• **Exercise brief**
Would you quote every entry exactly, dropping only the pictures?

• **Input records**

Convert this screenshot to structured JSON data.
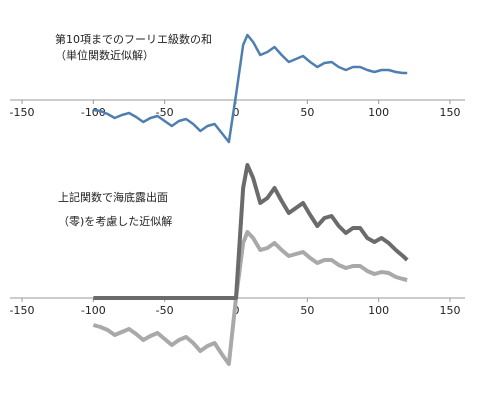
{
  "chart_data": [
    {
      "type": "line",
      "title": [
        "第10項までのフーリエ級数の和",
        "（単位関数近似解）"
      ],
      "x": [
        -100,
        -95,
        -90,
        -85,
        -80,
        -75,
        -70,
        -65,
        -60,
        -55,
        -50,
        -45,
        -40,
        -35,
        -30,
        -25,
        -20,
        -15,
        -10,
        -5,
        0,
        5,
        8,
        12,
        17,
        22,
        27,
        32,
        37,
        42,
        47,
        52,
        57,
        62,
        67,
        72,
        77,
        82,
        87,
        92,
        97,
        102,
        107,
        112,
        117,
        120
      ],
      "series": [
        {
          "color": "#4f7fb0",
          "width": 2.5,
          "values": [
            -0.2,
            -0.22,
            -0.28,
            -0.36,
            -0.3,
            -0.26,
            -0.34,
            -0.44,
            -0.36,
            -0.32,
            -0.42,
            -0.52,
            -0.42,
            -0.38,
            -0.48,
            -0.62,
            -0.52,
            -0.48,
            -0.66,
            -0.84,
            0.1,
            1.1,
            1.3,
            1.16,
            0.9,
            0.96,
            1.06,
            0.9,
            0.76,
            0.82,
            0.88,
            0.76,
            0.66,
            0.74,
            0.76,
            0.66,
            0.6,
            0.66,
            0.66,
            0.6,
            0.56,
            0.6,
            0.6,
            0.56,
            0.54,
            0.54
          ]
        }
      ],
      "xlim": [
        -150,
        150
      ],
      "xticks": [
        -150,
        -100,
        -50,
        0,
        50,
        100,
        150
      ],
      "ylim": [
        -1.0,
        1.4
      ]
    },
    {
      "type": "line",
      "title": [
        "上記関数で海底露出面",
        "（零)を考慮した近似解"
      ],
      "x": [
        -100,
        -95,
        -90,
        -85,
        -80,
        -75,
        -70,
        -65,
        -60,
        -55,
        -50,
        -45,
        -40,
        -35,
        -30,
        -25,
        -20,
        -15,
        -10,
        -5,
        0,
        5,
        8,
        12,
        17,
        22,
        27,
        32,
        37,
        42,
        47,
        52,
        57,
        62,
        67,
        72,
        77,
        82,
        87,
        92,
        97,
        102,
        107,
        112,
        117,
        120
      ],
      "series": [
        {
          "color": "#a9a9a9",
          "width": 4,
          "values": [
            -0.54,
            -0.58,
            -0.64,
            -0.74,
            -0.68,
            -0.62,
            -0.72,
            -0.84,
            -0.76,
            -0.7,
            -0.82,
            -0.94,
            -0.84,
            -0.78,
            -0.9,
            -1.06,
            -0.96,
            -0.9,
            -1.12,
            -1.32,
            0,
            1.1,
            1.32,
            1.2,
            0.96,
            1.0,
            1.1,
            0.96,
            0.84,
            0.88,
            0.92,
            0.8,
            0.7,
            0.76,
            0.76,
            0.66,
            0.6,
            0.64,
            0.64,
            0.54,
            0.48,
            0.52,
            0.5,
            0.42,
            0.38,
            0.36
          ]
        },
        {
          "color": "#6b6b6b",
          "width": 4,
          "values": [
            0,
            0,
            0,
            0,
            0,
            0,
            0,
            0,
            0,
            0,
            0,
            0,
            0,
            0,
            0,
            0,
            0,
            0,
            0,
            0,
            0,
            2.2,
            2.66,
            2.4,
            1.9,
            2.0,
            2.2,
            1.94,
            1.7,
            1.8,
            1.9,
            1.66,
            1.44,
            1.6,
            1.64,
            1.44,
            1.3,
            1.4,
            1.4,
            1.2,
            1.12,
            1.2,
            1.1,
            0.96,
            0.84,
            0.76
          ]
        }
      ],
      "xlim": [
        -150,
        150
      ],
      "xticks": [
        -150,
        -100,
        -50,
        0,
        50,
        100,
        150
      ],
      "ylim": [
        -1.6,
        3.0
      ]
    }
  ]
}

• **Solution**
Convert this screenshot to structured JSON data.
{
  "chart_data": [
    {
      "type": "line",
      "title": [
        "第10項までのフーリエ級数の和",
        "（単位関数近似解）"
      ],
      "x": [
        -100,
        -95,
        -90,
        -85,
        -80,
        -75,
        -70,
        -65,
        -60,
        -55,
        -50,
        -45,
        -40,
        -35,
        -30,
        -25,
        -20,
        -15,
        -10,
        -5,
        0,
        5,
        8,
        12,
        17,
        22,
        27,
        32,
        37,
        42,
        47,
        52,
        57,
        62,
        67,
        72,
        77,
        82,
        87,
        92,
        97,
        102,
        107,
        112,
        117,
        120
      ],
      "series": [
        {
          "color": "#4f7fb0",
          "width": 2.5,
          "values": [
            -0.2,
            -0.22,
            -0.28,
            -0.36,
            -0.3,
            -0.26,
            -0.34,
            -0.44,
            -0.36,
            -0.32,
            -0.42,
            -0.52,
            -0.42,
            -0.38,
            -0.48,
            -0.62,
            -0.52,
            -0.48,
            -0.66,
            -0.84,
            0.1,
            1.1,
            1.3,
            1.16,
            0.9,
            0.96,
            1.06,
            0.9,
            0.76,
            0.82,
            0.88,
            0.76,
            0.66,
            0.74,
            0.76,
            0.66,
            0.6,
            0.66,
            0.66,
            0.6,
            0.56,
            0.6,
            0.6,
            0.56,
            0.54,
            0.54
          ]
        }
      ],
      "xlim": [
        -150,
        150
      ],
      "xticks": [
        -150,
        -100,
        -50,
        0,
        50,
        100,
        150
      ],
      "ylim": [
        -1.0,
        1.4
      ]
    },
    {
      "type": "line",
      "title": [
        "上記関数で海底露出面",
        "（零)を考慮した近似解"
      ],
      "x": [
        -100,
        -95,
        -90,
        -85,
        -80,
        -75,
        -70,
        -65,
        -60,
        -55,
        -50,
        -45,
        -40,
        -35,
        -30,
        -25,
        -20,
        -15,
        -10,
        -5,
        0,
        5,
        8,
        12,
        17,
        22,
        27,
        32,
        37,
        42,
        47,
        52,
        57,
        62,
        67,
        72,
        77,
        82,
        87,
        92,
        97,
        102,
        107,
        112,
        117,
        120
      ],
      "series": [
        {
          "color": "#a9a9a9",
          "width": 4,
          "values": [
            -0.54,
            -0.58,
            -0.64,
            -0.74,
            -0.68,
            -0.62,
            -0.72,
            -0.84,
            -0.76,
            -0.7,
            -0.82,
            -0.94,
            -0.84,
            -0.78,
            -0.9,
            -1.06,
            -0.96,
            -0.9,
            -1.12,
            -1.32,
            0,
            1.1,
            1.32,
            1.2,
            0.96,
            1.0,
            1.1,
            0.96,
            0.84,
            0.88,
            0.92,
            0.8,
            0.7,
            0.76,
            0.76,
            0.66,
            0.6,
            0.64,
            0.64,
            0.54,
            0.48,
            0.52,
            0.5,
            0.42,
            0.38,
            0.36
          ]
        },
        {
          "color": "#6b6b6b",
          "width": 4,
          "values": [
            0,
            0,
            0,
            0,
            0,
            0,
            0,
            0,
            0,
            0,
            0,
            0,
            0,
            0,
            0,
            0,
            0,
            0,
            0,
            0,
            0,
            2.2,
            2.66,
            2.4,
            1.9,
            2.0,
            2.2,
            1.94,
            1.7,
            1.8,
            1.9,
            1.66,
            1.44,
            1.6,
            1.64,
            1.44,
            1.3,
            1.4,
            1.4,
            1.2,
            1.12,
            1.2,
            1.1,
            0.96,
            0.84,
            0.76
          ]
        }
      ],
      "xlim": [
        -150,
        150
      ],
      "xticks": [
        -150,
        -100,
        -50,
        0,
        50,
        100,
        150
      ],
      "ylim": [
        -1.6,
        3.0
      ]
    }
  ]
}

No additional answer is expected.